**WORK TO DO:** Print every line of the data below verbatim, preserving the original order and making no changes.

**DATA TO PROCESS:**
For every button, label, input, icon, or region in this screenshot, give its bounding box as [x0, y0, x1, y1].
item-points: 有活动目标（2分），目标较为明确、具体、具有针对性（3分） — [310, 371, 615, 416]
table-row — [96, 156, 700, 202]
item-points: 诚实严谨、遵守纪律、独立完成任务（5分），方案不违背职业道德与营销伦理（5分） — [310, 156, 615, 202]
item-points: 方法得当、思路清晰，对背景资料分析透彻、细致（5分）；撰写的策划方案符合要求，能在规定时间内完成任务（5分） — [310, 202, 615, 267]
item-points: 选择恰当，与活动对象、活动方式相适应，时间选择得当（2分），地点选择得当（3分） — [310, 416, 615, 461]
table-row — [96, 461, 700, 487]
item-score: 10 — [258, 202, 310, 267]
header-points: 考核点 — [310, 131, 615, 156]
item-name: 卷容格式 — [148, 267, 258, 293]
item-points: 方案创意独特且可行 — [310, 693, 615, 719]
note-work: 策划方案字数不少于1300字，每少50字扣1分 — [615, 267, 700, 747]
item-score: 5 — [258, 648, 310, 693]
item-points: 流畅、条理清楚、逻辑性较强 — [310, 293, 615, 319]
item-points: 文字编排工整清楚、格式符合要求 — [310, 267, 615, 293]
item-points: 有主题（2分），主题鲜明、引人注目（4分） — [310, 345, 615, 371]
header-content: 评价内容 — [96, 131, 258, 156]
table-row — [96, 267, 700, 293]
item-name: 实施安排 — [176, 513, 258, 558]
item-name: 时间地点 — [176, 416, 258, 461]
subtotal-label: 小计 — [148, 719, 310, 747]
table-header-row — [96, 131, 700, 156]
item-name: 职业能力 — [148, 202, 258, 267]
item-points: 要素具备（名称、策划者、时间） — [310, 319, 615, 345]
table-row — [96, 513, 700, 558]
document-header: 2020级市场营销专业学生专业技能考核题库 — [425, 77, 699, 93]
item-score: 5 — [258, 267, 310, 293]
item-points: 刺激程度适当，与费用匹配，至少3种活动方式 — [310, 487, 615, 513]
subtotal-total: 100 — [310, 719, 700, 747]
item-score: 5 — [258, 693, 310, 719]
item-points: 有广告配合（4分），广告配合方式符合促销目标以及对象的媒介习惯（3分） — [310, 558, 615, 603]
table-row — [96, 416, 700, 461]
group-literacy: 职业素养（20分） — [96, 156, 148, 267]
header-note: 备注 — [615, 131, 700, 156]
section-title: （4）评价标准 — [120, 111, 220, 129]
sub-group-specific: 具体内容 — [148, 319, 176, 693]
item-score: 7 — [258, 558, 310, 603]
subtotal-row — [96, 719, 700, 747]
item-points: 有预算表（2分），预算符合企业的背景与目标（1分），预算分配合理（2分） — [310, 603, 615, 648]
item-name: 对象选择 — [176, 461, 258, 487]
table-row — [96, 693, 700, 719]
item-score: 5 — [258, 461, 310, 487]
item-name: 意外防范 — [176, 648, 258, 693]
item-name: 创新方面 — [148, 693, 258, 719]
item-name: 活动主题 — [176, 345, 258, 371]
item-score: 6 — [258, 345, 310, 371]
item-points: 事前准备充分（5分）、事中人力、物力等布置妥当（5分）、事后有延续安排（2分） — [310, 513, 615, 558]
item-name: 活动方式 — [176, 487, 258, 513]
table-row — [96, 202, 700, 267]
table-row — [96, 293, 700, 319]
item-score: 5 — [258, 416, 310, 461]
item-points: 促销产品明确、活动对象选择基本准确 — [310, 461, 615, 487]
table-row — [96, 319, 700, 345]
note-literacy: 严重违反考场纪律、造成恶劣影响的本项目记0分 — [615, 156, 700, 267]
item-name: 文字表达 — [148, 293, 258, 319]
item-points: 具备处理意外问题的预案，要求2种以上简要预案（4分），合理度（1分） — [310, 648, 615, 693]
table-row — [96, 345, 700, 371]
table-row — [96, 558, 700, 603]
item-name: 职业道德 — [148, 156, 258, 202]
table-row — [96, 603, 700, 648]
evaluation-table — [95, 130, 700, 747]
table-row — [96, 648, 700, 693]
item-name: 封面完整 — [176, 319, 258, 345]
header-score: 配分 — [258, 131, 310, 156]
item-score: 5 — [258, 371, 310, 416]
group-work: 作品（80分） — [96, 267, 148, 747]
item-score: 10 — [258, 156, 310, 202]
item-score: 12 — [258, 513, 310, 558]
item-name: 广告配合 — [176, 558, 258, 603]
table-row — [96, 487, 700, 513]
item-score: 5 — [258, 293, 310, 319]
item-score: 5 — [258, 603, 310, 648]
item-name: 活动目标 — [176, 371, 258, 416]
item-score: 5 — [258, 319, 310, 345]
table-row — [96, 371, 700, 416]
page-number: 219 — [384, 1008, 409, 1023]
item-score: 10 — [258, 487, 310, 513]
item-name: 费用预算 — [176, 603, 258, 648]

**SOLUTION FOR THIS PROBLEM:**
For every button, label, input, icon, or region in this screenshot, give its bounding box as [x0, y0, x1, y1].
item-points: 有活动目标（2分），目标较为明确、具体、具有针对性（3分） — [310, 371, 615, 416]
table-row — [96, 156, 700, 202]
item-points: 诚实严谨、遵守纪律、独立完成任务（5分），方案不违背职业道德与营销伦理（5分） — [310, 156, 615, 202]
item-points: 方法得当、思路清晰，对背景资料分析透彻、细致（5分）；撰写的策划方案符合要求，能在规定时间内完成任务（5分） — [310, 202, 615, 267]
item-points: 选择恰当，与活动对象、活动方式相适应，时间选择得当（2分），地点选择得当（3分） — [310, 416, 615, 461]
table-row — [96, 461, 700, 487]
item-score: 10 — [258, 202, 310, 267]
header-points: 考核点 — [310, 131, 615, 156]
item-name: 卷容格式 — [148, 267, 258, 293]
item-points: 方案创意独特且可行 — [310, 693, 615, 719]
note-work: 策划方案字数不少于1300字，每少50字扣1分 — [615, 267, 700, 747]
item-score: 5 — [258, 648, 310, 693]
item-points: 流畅、条理清楚、逻辑性较强 — [310, 293, 615, 319]
item-points: 文字编排工整清楚、格式符合要求 — [310, 267, 615, 293]
item-points: 有主题（2分），主题鲜明、引人注目（4分） — [310, 345, 615, 371]
header-content: 评价内容 — [96, 131, 258, 156]
table-row — [96, 267, 700, 293]
item-name: 实施安排 — [176, 513, 258, 558]
item-name: 时间地点 — [176, 416, 258, 461]
subtotal-label: 小计 — [148, 719, 310, 747]
table-header-row — [96, 131, 700, 156]
item-name: 职业能力 — [148, 202, 258, 267]
item-points: 要素具备（名称、策划者、时间） — [310, 319, 615, 345]
table-row — [96, 513, 700, 558]
document-header: 2020级市场营销专业学生专业技能考核题库 — [425, 77, 699, 93]
item-score: 5 — [258, 267, 310, 293]
item-points: 刺激程度适当，与费用匹配，至少3种活动方式 — [310, 487, 615, 513]
subtotal-total: 100 — [310, 719, 700, 747]
item-score: 5 — [258, 693, 310, 719]
item-points: 有广告配合（4分），广告配合方式符合促销目标以及对象的媒介习惯（3分） — [310, 558, 615, 603]
table-row — [96, 416, 700, 461]
group-literacy: 职业素养（20分） — [96, 156, 148, 267]
header-note: 备注 — [615, 131, 700, 156]
section-title: （4）评价标准 — [120, 111, 220, 129]
sub-group-specific: 具体内容 — [148, 319, 176, 693]
item-score: 7 — [258, 558, 310, 603]
subtotal-row — [96, 719, 700, 747]
item-points: 有预算表（2分），预算符合企业的背景与目标（1分），预算分配合理（2分） — [310, 603, 615, 648]
item-name: 对象选择 — [176, 461, 258, 487]
table-row — [96, 693, 700, 719]
item-score: 5 — [258, 461, 310, 487]
item-name: 意外防范 — [176, 648, 258, 693]
item-name: 创新方面 — [148, 693, 258, 719]
item-name: 活动主题 — [176, 345, 258, 371]
item-score: 6 — [258, 345, 310, 371]
item-points: 事前准备充分（5分）、事中人力、物力等布置妥当（5分）、事后有延续安排（2分） — [310, 513, 615, 558]
item-name: 活动方式 — [176, 487, 258, 513]
table-row — [96, 202, 700, 267]
table-row — [96, 293, 700, 319]
item-score: 5 — [258, 416, 310, 461]
item-points: 促销产品明确、活动对象选择基本准确 — [310, 461, 615, 487]
table-row — [96, 319, 700, 345]
note-literacy: 严重违反考场纪律、造成恶劣影响的本项目记0分 — [615, 156, 700, 267]
item-name: 文字表达 — [148, 293, 258, 319]
item-points: 具备处理意外问题的预案，要求2种以上简要预案（4分），合理度（1分） — [310, 648, 615, 693]
table-row — [96, 345, 700, 371]
table-row — [96, 558, 700, 603]
item-name: 职业道德 — [148, 156, 258, 202]
table-row — [96, 603, 700, 648]
evaluation-table — [95, 130, 700, 747]
table-row — [96, 648, 700, 693]
item-name: 封面完整 — [176, 319, 258, 345]
header-score: 配分 — [258, 131, 310, 156]
item-score: 5 — [258, 371, 310, 416]
group-work: 作品（80分） — [96, 267, 148, 747]
item-score: 10 — [258, 156, 310, 202]
item-score: 12 — [258, 513, 310, 558]
item-name: 广告配合 — [176, 558, 258, 603]
table-row — [96, 487, 700, 513]
item-score: 5 — [258, 293, 310, 319]
item-score: 5 — [258, 603, 310, 648]
item-name: 活动目标 — [176, 371, 258, 416]
item-score: 5 — [258, 319, 310, 345]
table-row — [96, 371, 700, 416]
page-number: 219 — [384, 1008, 409, 1023]
item-score: 10 — [258, 487, 310, 513]
item-name: 费用预算 — [176, 603, 258, 648]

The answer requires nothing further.